──────── Task input ────────

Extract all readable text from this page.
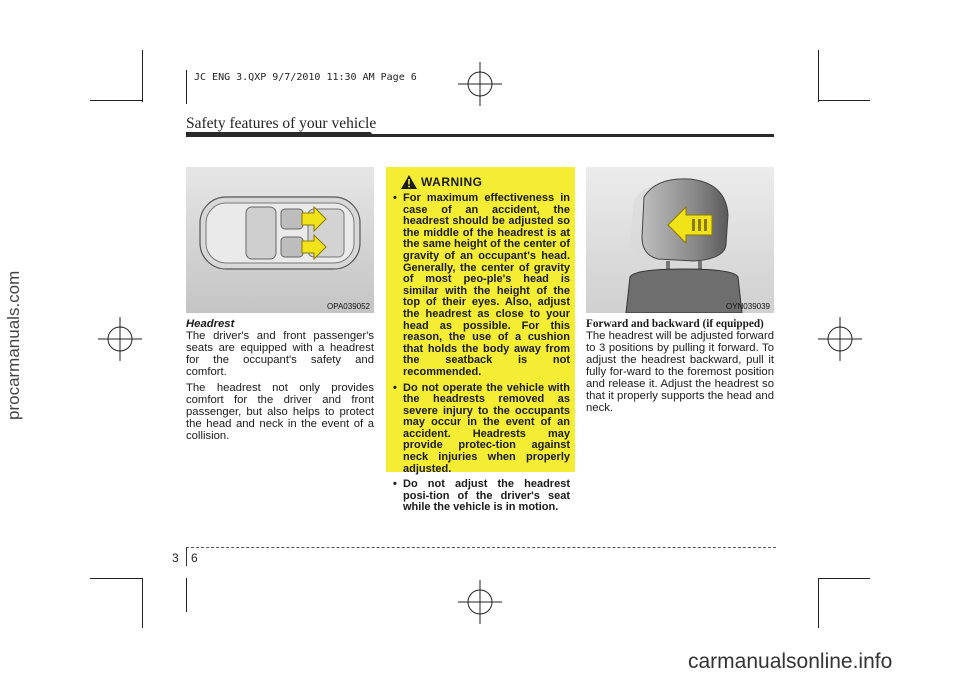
JC ENG 3.QXP 9/7/2010 11:30 AM Page 6
Safety features of your vehicle
OPA039052
Headrest

The driver's and front passenger's seats are equipped with a headrest for the occupant's safety and comfort.

The headrest not only provides comfort for the driver and front passenger, but also helps to protect the head and neck in the event of a collision.

WARNING
• For maximum effectiveness in case of an accident, the headrest should be adjusted so the middle of the headrest is at the same height of the center of gravity of an occupant's head. Generally, the center of gravity of most peo-ple's head is similar with the height of the top of their eyes. Also, adjust the headrest as close to your head as possible. For this reason, the use of a cushion that holds the body away from the seatback is not recommended.
• Do not operate the vehicle with the headrests removed as severe injury to the occupants may occur in the event of an accident. Headrests may provide protec-tion against neck injuries when properly adjusted.
• Do not adjust the headrest posi-tion of the driver's seat while the vehicle is in motion.
OYN039039
Forward and backward (if equipped)
The headrest will be adjusted forward to 3 positions by pulling it forward. To adjust the headrest backward, pull it fully for-ward to the foremost position and release it. Adjust the headrest so that it properly supports the head and neck.
3 6
procarmanuals.com
carmanualsonline.info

────────

• Task prompt:
Copy the records above exactly, leaving out every picture.

• Task output:
Extract all readable text from this page.
JC ENG 3.QXP 9/7/2010 11:30 AM Page 6
Safety features of your vehicle
OPA039052
Headrest

The driver's and front passenger's seats are equipped with a headrest for the occupant's safety and comfort.

The headrest not only provides comfort for the driver and front passenger, but also helps to protect the head and neck in the event of a collision.

WARNING
• For maximum effectiveness in case of an accident, the headrest should be adjusted so the middle of the headrest is at the same height of the center of gravity of an occupant's head. Generally, the center of gravity of most peo-ple's head is similar with the height of the top of their eyes. Also, adjust the headrest as close to your head as possible. For this reason, the use of a cushion that holds the body away from the seatback is not recommended.
• Do not operate the vehicle with the headrests removed as severe injury to the occupants may occur in the event of an accident. Headrests may provide protec-tion against neck injuries when properly adjusted.
• Do not adjust the headrest posi-tion of the driver's seat while the vehicle is in motion.
OYN039039
Forward and backward (if equipped)
The headrest will be adjusted forward to 3 positions by pulling it forward. To adjust the headrest backward, pull it fully for-ward to the foremost position and release it. Adjust the headrest so that it properly supports the head and neck.
3 6
procarmanuals.com
carmanualsonline.info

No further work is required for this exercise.